Records provided.
---

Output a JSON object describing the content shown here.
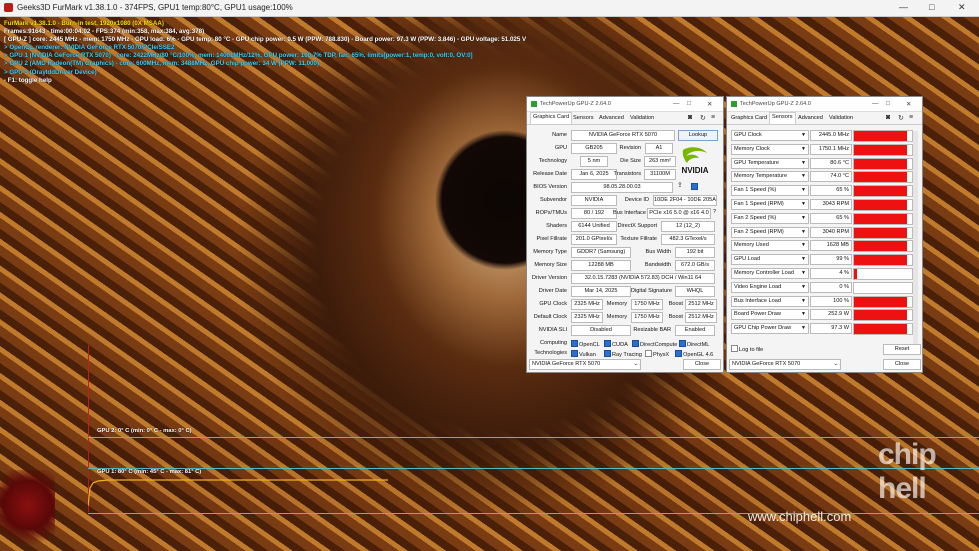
{
  "window": {
    "title": "Geeks3D FurMark v1.38.1.0 - 374FPS, GPU1 temp:80°C, GPU1 usage:100%",
    "controls": [
      "—",
      "□",
      "✕"
    ]
  },
  "hud": {
    "lines": [
      {
        "text": "FurMark v1.38.1.0 - Burn-in test, 1920x1080 (0X MSAA)",
        "color": "yellow"
      },
      {
        "text": "Frames:91643 - time:00:04:02 - FPS:374 (min:358, max:384, avg:378)",
        "color": "white"
      },
      {
        "text": "[ GPU-Z ] core: 2445 MHz - mem: 1750 MHz - GPU load: 6% - GPU temp: 80 °C - GPU chip power: 0.5 W (PPW: 788.830) - Board power: 97.3 W (PPW: 3.846) - GPU voltage: 51.025 V",
        "color": "white"
      },
      {
        "text": "> OpenGL renderer: NVIDIA GeForce RTX 5070/PCIe/SSE2",
        "color": "cyan"
      },
      {
        "text": "> GPU 1 (NVIDIA GeForce RTX 5070) - core: 2422MHz/80 °C/100%, mem: 14001MHz/12%, GPU power: 100.7% TDP, fan: 65%, limits[power:1, temp:0, volt:0, OV:0]",
        "color": "cyan"
      },
      {
        "text": "> GPU 2 (AMD Radeon(TM) Graphics) - core: 600MHz, mem: 3488MHz, GPU chip power: 34 W (PPW: 11.000)",
        "color": "cyan"
      },
      {
        "text": "> GPU 3 (OrayIddDriver Device)",
        "color": "cyan"
      },
      {
        "text": "- F1: toggle help",
        "color": "white"
      }
    ]
  },
  "graphs": {
    "gpu2_label": "GPU 2: 0° C (min: 0° C - max: 0° C)",
    "gpu1_label": "GPU 1: 80° C (min: 45° C - max: 81° C)",
    "gpu1_line_color": "#f0b020",
    "frame_color": "#52b8c8"
  },
  "watermark": {
    "url": "www.chiphell.com",
    "logo_top": "chip",
    "logo_bottom": "hell"
  },
  "gpuz_card": {
    "title": "TechPowerUp GPU-Z 2.64.0",
    "tabs": [
      "Graphics Card",
      "Sensors",
      "Advanced",
      "Validation"
    ],
    "selected_tab": "Graphics Card",
    "lookup": "Lookup",
    "vendor_logo": "NVIDIA",
    "fields": {
      "name_label": "Name",
      "name": "NVIDIA GeForce RTX 5070",
      "gpu_label": "GPU",
      "gpu": "GB205",
      "revision_label": "Revision",
      "revision": "A1",
      "tech_label": "Technology",
      "tech": "5 nm",
      "die_label": "Die Size",
      "die": "263 mm²",
      "release_label": "Release Date",
      "release": "Jan 6, 2025",
      "transistors_label": "Transistors",
      "transistors": "31100M",
      "bios_label": "BIOS Version",
      "bios": "98.05.28.00.03",
      "uefi": "UEFI",
      "subvendor_label": "Subvendor",
      "subvendor": "NVIDIA",
      "deviceid_label": "Device ID",
      "deviceid": "10DE 2F04 - 10DE 205A",
      "rops_label": "ROPs/TMUs",
      "rops": "80 / 192",
      "bus_label": "Bus Interface",
      "bus": "PCIe x16 5.0 @ x16 4.0",
      "shaders_label": "Shaders",
      "shaders": "6144 Unified",
      "dx_label": "DirectX Support",
      "dx": "12 (12_2)",
      "pixel_label": "Pixel Fillrate",
      "pixel": "201.0 GPixel/s",
      "texture_label": "Texture Fillrate",
      "texture": "482.3 GTexel/s",
      "memtype_label": "Memory Type",
      "memtype": "GDDR7 (Samsung)",
      "buswidth_label": "Bus Width",
      "buswidth": "192 bit",
      "memsize_label": "Memory Size",
      "memsize": "12288 MB",
      "bandwidth_label": "Bandwidth",
      "bandwidth": "672.0 GB/s",
      "driver_label": "Driver Version",
      "driver": "32.0.15.7283 (NVIDIA 572.83) DCH / Win11 64",
      "driverdate_label": "Driver Date",
      "driverdate": "Mar 14, 2025",
      "sig_label": "Digital Signature",
      "sig": "WHQL",
      "gpuclock_label": "GPU Clock",
      "gpuclock": "2325 MHz",
      "mem_label": "Memory",
      "memclock": "1750 MHz",
      "boost_label": "Boost",
      "boost": "2512 MHz",
      "defclock_label": "Default Clock",
      "defclock": "2325 MHz",
      "defmem": "1750 MHz",
      "defboost": "2512 MHz",
      "sli_label": "NVIDIA SLI",
      "sli": "Disabled",
      "rebar_label": "Resizable BAR",
      "rebar": "Enabled"
    },
    "computing_label": "Computing",
    "computing": [
      "OpenCL",
      "CUDA",
      "DirectCompute",
      "DirectML"
    ],
    "technologies_label": "Technologies",
    "technologies": [
      "Vulkan",
      "Ray Tracing",
      "PhysX",
      "OpenGL 4.6"
    ],
    "footer_select": "NVIDIA GeForce RTX 5070",
    "close": "Close"
  },
  "gpuz_sensors": {
    "title": "TechPowerUp GPU-Z 2.64.0",
    "tabs": [
      "Graphics Card",
      "Sensors",
      "Advanced",
      "Validation"
    ],
    "selected_tab": "Sensors",
    "rows": [
      {
        "name": "GPU Clock",
        "value": "2445.0 MHz",
        "level": 0.92
      },
      {
        "name": "Memory Clock",
        "value": "1750.1 MHz",
        "level": 0.92
      },
      {
        "name": "GPU Temperature",
        "value": "80.6 °C",
        "level": 0.92
      },
      {
        "name": "Memory Temperature",
        "value": "74.0 °C",
        "level": 0.92
      },
      {
        "name": "Fan 1 Speed (%)",
        "value": "65 %",
        "level": 0.92
      },
      {
        "name": "Fan 1 Speed (RPM)",
        "value": "3043 RPM",
        "level": 0.92
      },
      {
        "name": "Fan 2 Speed (%)",
        "value": "65 %",
        "level": 0.92
      },
      {
        "name": "Fan 2 Speed (RPM)",
        "value": "3040 RPM",
        "level": 0.92
      },
      {
        "name": "Memory Used",
        "value": "1628 MB",
        "level": 0.92
      },
      {
        "name": "GPU Load",
        "value": "99 %",
        "level": 0.92
      },
      {
        "name": "Memory Controller Load",
        "value": "4 %",
        "level": 0.05
      },
      {
        "name": "Video Engine Load",
        "value": "0 %",
        "level": 0.0
      },
      {
        "name": "Bus Interface Load",
        "value": "100 %",
        "level": 0.92
      },
      {
        "name": "Board Power Draw",
        "value": "252.9 W",
        "level": 0.92
      },
      {
        "name": "GPU Chip Power Draw",
        "value": "97.3 W",
        "level": 0.92
      }
    ],
    "log_to_file": "Log to file",
    "reset": "Reset",
    "footer_select": "NVIDIA GeForce RTX 5070",
    "close": "Close"
  }
}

---

What the task requires.
Leave out every line without the string "Graphics" and copy the rest.

Worked solution.
        "text": "> GPU 2 (AMD Radeon(TM) Graphics) - core: 600MHz, mem: 3488MHz, GPU chip power: 34 W (PPW: 11.000)",
      "Graphics Card",
    "selected_tab": "Graphics Card",
      "Graphics Card",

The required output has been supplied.